Stored data
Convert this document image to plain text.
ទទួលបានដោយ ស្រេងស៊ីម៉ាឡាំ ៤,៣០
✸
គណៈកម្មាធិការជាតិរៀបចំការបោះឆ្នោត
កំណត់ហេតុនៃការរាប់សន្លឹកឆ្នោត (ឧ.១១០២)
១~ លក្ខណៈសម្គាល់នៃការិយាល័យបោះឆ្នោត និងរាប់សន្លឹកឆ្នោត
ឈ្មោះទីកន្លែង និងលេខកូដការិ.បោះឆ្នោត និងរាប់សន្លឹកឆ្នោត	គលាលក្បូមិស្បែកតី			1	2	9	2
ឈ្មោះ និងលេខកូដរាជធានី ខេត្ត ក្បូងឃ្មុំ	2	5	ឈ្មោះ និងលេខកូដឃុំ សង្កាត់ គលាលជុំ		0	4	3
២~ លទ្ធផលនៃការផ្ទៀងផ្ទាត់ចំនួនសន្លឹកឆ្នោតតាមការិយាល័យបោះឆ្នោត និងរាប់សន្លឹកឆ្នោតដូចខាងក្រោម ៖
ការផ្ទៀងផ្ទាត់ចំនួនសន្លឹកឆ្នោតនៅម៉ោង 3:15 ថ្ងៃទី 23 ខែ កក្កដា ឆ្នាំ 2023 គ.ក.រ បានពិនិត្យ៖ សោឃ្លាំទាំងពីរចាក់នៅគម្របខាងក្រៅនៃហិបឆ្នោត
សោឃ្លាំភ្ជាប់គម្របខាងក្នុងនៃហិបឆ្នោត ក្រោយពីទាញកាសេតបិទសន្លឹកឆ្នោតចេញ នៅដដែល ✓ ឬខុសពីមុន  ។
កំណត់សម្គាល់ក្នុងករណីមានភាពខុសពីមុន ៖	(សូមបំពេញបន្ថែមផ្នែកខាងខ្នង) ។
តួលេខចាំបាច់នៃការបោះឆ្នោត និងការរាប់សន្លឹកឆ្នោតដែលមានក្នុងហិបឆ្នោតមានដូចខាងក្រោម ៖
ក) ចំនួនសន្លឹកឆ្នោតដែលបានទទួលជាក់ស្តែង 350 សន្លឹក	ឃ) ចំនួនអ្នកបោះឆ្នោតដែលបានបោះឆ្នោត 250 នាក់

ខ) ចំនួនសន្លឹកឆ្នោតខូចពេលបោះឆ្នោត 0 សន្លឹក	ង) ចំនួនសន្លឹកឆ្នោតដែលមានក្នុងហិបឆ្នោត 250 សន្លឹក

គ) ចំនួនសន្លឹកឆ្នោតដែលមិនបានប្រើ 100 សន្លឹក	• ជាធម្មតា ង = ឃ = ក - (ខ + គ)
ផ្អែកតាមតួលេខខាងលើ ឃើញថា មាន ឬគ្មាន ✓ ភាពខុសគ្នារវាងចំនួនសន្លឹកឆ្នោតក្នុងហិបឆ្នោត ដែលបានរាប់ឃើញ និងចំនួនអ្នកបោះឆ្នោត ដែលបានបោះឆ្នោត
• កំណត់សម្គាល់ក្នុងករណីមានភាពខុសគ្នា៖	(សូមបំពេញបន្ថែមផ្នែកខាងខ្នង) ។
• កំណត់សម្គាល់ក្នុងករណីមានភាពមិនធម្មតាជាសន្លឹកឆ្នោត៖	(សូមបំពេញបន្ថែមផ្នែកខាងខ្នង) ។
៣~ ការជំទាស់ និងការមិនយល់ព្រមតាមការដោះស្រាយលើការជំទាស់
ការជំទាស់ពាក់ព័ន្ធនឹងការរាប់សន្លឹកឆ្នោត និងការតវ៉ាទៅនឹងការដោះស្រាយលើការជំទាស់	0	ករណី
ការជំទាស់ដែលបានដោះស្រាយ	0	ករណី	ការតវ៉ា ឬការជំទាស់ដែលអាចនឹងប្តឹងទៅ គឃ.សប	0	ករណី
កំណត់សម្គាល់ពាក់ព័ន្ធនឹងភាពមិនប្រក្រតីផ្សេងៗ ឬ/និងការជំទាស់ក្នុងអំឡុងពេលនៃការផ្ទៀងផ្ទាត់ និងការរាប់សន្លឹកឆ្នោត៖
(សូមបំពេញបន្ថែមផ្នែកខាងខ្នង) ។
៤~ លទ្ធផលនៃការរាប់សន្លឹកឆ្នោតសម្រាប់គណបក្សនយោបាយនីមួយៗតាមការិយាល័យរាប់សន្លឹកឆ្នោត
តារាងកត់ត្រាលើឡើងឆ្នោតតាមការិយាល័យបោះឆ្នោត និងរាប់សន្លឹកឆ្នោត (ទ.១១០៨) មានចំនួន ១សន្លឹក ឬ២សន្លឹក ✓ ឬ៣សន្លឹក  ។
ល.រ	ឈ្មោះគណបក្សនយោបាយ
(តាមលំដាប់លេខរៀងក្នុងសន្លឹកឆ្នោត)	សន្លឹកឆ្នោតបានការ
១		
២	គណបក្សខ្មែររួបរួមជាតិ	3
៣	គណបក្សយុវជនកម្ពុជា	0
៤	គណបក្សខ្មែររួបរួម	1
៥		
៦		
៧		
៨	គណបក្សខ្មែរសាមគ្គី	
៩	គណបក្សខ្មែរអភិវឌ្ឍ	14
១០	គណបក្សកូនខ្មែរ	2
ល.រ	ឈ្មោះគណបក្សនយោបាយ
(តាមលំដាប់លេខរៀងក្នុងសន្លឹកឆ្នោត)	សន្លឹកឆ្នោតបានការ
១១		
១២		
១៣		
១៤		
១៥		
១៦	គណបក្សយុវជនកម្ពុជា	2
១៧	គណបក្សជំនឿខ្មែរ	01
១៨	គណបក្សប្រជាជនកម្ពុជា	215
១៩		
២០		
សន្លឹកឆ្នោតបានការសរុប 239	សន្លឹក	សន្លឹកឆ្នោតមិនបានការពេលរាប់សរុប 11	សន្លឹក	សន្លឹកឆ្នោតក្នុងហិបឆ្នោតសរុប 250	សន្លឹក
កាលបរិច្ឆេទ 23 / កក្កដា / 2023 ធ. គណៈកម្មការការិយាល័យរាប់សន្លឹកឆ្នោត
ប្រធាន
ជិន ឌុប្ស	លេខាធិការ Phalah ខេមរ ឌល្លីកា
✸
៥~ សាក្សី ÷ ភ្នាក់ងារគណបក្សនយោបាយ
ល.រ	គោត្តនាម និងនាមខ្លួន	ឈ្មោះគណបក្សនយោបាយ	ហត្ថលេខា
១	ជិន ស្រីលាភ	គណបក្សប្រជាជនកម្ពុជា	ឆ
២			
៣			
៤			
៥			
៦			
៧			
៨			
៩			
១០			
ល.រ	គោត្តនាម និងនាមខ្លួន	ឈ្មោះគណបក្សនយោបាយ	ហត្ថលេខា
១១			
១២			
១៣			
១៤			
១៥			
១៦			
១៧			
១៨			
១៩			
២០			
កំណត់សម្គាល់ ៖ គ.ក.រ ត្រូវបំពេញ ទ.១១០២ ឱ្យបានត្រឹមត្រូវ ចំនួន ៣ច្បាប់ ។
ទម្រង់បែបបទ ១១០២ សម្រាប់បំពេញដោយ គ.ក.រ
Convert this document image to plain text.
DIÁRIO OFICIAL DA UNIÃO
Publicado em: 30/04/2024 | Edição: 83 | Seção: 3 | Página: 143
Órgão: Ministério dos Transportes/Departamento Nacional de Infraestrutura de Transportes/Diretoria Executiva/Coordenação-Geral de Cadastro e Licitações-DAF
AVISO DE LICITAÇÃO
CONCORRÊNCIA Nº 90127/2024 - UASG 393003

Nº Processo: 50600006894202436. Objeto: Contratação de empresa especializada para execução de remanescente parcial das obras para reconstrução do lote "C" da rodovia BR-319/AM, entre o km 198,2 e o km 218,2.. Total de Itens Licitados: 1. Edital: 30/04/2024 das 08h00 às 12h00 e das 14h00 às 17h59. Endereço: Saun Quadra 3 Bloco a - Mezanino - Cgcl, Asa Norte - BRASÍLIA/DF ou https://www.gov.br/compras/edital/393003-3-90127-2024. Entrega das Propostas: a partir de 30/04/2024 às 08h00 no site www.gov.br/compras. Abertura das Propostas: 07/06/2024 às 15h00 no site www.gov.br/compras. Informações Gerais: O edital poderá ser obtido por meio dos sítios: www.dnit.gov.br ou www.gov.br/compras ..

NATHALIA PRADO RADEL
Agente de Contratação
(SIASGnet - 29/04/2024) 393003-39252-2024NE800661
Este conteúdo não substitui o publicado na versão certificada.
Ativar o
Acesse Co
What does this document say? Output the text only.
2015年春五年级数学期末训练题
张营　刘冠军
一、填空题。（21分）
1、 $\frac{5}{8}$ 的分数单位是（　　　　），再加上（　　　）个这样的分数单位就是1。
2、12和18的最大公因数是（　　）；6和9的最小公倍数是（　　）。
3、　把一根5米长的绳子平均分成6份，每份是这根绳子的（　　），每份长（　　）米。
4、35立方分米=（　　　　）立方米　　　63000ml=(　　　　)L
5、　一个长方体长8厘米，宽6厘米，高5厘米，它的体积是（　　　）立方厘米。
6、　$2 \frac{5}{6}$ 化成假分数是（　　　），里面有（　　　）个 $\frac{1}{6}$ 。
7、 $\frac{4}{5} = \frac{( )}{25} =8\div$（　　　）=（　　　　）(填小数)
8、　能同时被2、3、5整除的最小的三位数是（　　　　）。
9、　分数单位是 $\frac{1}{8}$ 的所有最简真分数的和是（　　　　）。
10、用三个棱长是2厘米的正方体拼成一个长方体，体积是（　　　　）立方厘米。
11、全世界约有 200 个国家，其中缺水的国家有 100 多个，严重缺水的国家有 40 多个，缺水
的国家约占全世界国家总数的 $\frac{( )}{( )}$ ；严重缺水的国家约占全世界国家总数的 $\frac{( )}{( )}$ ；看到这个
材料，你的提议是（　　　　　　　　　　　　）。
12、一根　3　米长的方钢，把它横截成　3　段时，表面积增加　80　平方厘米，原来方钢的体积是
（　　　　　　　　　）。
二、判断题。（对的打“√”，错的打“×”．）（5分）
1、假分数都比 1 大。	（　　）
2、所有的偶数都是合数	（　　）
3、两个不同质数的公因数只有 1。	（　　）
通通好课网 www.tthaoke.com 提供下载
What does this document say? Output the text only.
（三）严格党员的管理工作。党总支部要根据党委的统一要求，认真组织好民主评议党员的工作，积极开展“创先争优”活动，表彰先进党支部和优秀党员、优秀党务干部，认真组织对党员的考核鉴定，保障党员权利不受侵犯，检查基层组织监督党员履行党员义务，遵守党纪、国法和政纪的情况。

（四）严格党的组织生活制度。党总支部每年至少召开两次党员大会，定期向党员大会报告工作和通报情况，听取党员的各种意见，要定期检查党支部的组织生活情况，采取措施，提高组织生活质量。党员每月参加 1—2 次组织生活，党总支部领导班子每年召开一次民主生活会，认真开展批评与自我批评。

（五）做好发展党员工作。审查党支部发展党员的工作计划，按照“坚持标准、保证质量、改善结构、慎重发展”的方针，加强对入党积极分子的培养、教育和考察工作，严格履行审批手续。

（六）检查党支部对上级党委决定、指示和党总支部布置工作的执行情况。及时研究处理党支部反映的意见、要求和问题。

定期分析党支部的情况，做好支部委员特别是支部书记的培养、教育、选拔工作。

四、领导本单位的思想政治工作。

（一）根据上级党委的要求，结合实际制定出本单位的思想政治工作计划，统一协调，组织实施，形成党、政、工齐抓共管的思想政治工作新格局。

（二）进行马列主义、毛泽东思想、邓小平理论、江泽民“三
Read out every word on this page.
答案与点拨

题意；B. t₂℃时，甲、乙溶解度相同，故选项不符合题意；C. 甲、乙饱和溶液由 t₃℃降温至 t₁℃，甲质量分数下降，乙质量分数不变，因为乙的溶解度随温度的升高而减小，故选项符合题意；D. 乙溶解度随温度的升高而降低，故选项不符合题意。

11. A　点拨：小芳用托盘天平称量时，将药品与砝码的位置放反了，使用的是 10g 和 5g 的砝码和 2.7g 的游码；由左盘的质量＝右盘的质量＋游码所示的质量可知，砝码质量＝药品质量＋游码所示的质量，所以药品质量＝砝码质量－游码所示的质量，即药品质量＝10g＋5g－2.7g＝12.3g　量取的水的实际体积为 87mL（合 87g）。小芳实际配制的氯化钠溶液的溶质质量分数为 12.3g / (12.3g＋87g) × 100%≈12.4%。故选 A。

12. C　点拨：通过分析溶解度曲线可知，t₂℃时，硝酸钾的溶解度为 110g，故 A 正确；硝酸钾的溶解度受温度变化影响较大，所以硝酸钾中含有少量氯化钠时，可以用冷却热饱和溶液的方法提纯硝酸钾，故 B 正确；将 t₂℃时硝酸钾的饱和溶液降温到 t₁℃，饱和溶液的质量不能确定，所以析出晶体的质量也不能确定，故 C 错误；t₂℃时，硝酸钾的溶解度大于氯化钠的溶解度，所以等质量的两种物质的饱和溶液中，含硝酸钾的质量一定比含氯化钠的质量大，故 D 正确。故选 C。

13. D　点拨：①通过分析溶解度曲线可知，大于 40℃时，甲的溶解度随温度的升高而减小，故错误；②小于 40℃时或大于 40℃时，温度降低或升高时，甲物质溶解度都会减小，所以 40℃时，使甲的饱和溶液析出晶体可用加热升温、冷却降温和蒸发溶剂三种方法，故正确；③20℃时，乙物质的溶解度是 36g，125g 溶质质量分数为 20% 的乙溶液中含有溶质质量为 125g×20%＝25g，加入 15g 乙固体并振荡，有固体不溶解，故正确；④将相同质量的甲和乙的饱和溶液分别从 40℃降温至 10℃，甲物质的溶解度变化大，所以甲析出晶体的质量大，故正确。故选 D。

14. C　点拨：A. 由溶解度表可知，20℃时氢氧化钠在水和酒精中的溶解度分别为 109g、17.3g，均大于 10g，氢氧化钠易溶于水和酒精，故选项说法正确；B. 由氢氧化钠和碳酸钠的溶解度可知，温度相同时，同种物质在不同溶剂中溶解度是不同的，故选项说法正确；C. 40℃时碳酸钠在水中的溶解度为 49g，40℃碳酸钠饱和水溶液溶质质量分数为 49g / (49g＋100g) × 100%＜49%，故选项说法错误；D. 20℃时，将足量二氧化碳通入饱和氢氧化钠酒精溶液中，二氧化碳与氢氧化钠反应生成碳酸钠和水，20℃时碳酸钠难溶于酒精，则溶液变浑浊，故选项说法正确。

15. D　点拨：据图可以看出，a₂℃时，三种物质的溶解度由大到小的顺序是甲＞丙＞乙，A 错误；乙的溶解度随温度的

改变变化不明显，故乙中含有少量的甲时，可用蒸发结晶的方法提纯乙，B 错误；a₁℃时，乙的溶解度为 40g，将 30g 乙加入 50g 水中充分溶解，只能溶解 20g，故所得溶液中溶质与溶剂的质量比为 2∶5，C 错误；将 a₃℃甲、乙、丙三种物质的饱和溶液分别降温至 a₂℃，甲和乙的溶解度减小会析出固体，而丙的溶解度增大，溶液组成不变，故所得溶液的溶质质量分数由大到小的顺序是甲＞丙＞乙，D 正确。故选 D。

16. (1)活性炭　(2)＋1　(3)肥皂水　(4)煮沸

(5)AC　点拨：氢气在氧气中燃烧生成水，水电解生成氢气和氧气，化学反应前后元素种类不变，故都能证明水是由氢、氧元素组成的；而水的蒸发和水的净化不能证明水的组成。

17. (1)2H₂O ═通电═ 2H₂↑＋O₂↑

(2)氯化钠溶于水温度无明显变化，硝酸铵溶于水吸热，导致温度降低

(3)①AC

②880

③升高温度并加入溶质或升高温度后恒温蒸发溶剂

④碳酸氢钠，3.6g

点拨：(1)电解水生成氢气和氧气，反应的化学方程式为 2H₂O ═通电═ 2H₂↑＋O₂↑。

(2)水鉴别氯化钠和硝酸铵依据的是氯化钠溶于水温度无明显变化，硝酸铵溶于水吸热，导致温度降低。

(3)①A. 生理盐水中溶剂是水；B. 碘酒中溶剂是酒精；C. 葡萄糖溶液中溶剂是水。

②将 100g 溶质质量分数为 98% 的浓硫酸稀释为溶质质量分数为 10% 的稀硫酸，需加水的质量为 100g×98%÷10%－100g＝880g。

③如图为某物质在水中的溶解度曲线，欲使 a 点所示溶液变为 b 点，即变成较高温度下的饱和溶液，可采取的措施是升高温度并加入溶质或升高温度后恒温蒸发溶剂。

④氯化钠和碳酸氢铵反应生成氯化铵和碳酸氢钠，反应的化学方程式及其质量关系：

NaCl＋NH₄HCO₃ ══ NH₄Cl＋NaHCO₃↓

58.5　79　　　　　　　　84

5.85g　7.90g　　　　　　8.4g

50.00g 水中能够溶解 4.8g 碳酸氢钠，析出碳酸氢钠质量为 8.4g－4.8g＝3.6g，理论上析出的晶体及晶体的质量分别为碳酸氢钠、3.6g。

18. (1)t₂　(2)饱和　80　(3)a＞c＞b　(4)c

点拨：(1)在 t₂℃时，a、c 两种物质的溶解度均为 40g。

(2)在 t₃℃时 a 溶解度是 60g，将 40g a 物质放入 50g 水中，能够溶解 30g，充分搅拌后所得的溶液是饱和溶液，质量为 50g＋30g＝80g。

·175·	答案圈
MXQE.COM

### [GIVEN INSTRUCTION]
Output a single number: how many lines contain the word "វជនកម".

### [RESULT OF THIS EXERCISE]
2